• **Stated problem**
Copy each line that holds "Απασχόληση".

• **Records for this task**
****************
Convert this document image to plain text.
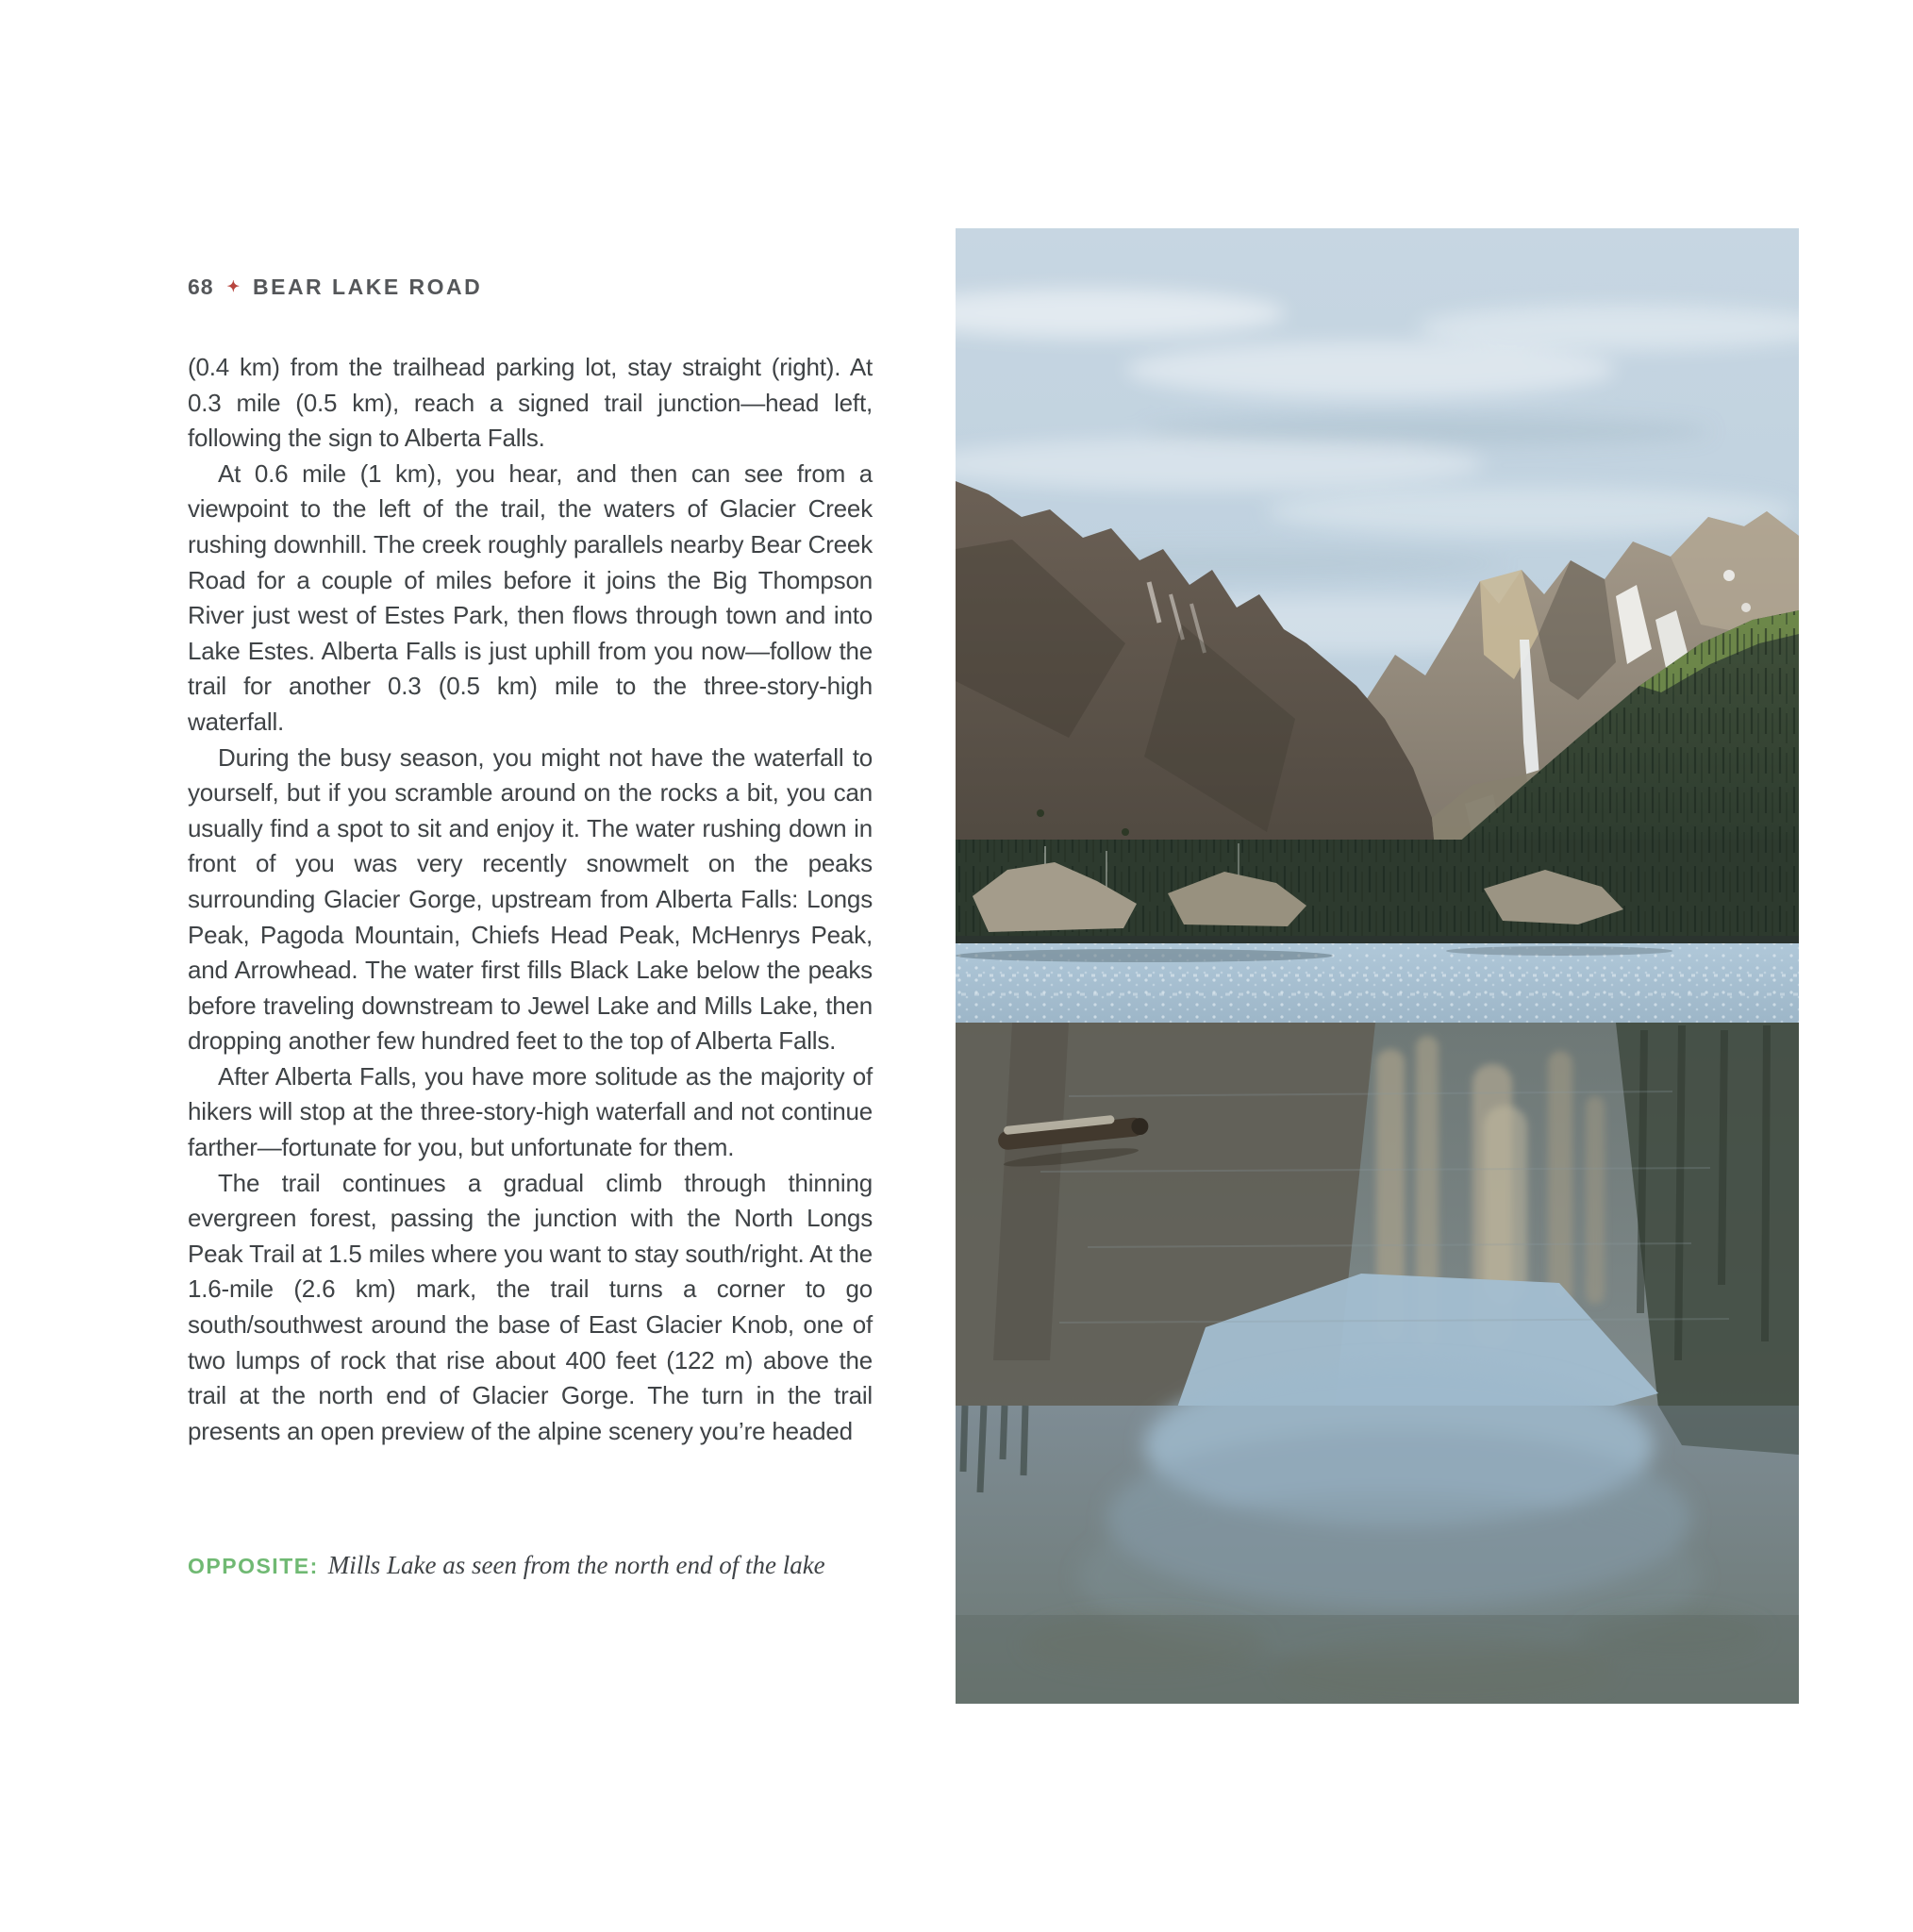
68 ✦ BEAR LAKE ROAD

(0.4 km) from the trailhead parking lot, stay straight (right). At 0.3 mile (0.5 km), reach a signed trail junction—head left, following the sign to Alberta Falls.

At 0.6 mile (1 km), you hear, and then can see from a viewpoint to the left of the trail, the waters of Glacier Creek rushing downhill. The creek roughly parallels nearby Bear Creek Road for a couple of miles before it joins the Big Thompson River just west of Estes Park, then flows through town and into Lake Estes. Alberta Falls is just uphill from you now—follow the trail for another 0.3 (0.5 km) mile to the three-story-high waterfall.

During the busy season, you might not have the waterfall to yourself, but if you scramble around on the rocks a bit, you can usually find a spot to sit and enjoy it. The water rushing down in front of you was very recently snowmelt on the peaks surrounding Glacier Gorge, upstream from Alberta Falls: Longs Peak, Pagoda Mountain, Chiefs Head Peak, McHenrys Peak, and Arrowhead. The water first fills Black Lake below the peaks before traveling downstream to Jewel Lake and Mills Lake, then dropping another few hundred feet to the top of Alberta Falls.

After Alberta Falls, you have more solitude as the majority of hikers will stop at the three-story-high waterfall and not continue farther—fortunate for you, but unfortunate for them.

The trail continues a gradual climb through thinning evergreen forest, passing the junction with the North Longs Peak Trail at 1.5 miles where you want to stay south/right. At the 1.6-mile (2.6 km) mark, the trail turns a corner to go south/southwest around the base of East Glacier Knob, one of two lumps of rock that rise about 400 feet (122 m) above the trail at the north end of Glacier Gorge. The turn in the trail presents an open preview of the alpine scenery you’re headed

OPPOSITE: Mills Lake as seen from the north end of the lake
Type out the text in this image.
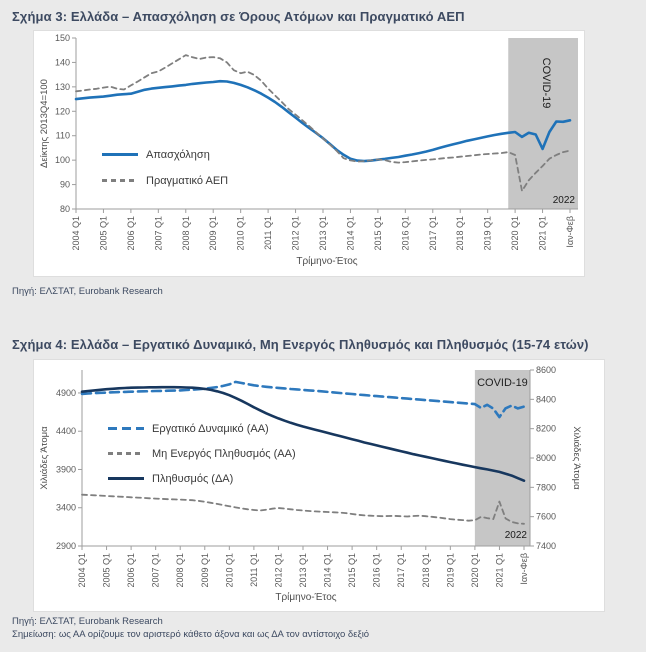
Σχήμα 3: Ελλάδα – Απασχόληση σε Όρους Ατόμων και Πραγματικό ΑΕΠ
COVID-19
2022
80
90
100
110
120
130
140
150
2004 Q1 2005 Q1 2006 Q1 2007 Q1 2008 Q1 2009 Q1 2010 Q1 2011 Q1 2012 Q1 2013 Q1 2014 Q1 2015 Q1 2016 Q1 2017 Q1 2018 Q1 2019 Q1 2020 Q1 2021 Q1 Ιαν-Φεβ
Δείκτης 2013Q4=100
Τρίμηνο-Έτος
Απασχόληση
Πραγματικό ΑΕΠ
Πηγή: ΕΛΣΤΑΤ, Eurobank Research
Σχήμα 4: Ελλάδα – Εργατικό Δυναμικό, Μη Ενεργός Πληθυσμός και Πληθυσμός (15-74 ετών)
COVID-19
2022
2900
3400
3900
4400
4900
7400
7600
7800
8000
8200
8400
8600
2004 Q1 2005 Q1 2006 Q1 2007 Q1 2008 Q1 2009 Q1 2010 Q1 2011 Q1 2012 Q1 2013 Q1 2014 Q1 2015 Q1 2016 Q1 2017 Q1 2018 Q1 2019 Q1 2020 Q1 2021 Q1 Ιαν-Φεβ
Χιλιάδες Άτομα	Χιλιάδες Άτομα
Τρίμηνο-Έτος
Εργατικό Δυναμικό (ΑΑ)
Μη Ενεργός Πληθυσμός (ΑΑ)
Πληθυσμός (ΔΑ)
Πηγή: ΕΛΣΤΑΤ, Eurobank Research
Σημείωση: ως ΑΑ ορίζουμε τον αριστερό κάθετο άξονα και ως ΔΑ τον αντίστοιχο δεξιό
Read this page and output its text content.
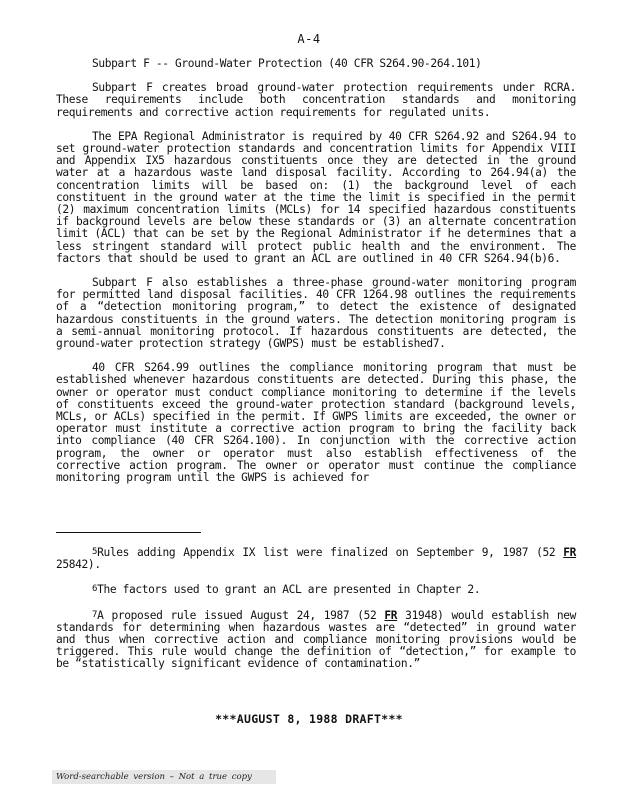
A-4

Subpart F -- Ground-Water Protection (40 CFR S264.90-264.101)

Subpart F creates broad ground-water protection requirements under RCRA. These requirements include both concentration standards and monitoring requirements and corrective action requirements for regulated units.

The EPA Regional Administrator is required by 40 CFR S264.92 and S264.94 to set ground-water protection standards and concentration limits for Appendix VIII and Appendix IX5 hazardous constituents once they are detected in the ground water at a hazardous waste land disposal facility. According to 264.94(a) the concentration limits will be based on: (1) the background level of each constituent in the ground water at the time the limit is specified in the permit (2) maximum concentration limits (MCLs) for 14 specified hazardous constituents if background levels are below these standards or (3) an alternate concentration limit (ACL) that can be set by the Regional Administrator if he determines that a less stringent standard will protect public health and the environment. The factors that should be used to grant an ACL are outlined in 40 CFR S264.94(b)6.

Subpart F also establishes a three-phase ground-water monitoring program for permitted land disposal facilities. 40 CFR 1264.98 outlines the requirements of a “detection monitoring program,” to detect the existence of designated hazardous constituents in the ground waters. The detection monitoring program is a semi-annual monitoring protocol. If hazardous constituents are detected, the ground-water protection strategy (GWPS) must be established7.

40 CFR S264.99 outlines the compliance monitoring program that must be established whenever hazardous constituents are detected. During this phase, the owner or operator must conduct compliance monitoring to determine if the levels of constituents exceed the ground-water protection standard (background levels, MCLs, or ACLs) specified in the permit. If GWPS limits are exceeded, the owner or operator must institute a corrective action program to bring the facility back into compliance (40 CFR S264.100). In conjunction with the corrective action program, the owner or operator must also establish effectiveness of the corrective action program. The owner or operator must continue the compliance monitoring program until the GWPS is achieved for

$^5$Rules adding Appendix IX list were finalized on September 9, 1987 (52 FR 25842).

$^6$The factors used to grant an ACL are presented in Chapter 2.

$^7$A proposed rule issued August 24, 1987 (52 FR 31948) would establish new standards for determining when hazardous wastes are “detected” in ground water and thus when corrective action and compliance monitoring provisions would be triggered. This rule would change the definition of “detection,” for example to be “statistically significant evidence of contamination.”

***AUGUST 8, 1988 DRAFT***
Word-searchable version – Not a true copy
****************
• **Answer for this exercise**
Σχήμα 3: Ελλάδα – Απασχόληση σε Όρους Ατόμων και Πραγματικό ΑΕΠ
Απασχόληση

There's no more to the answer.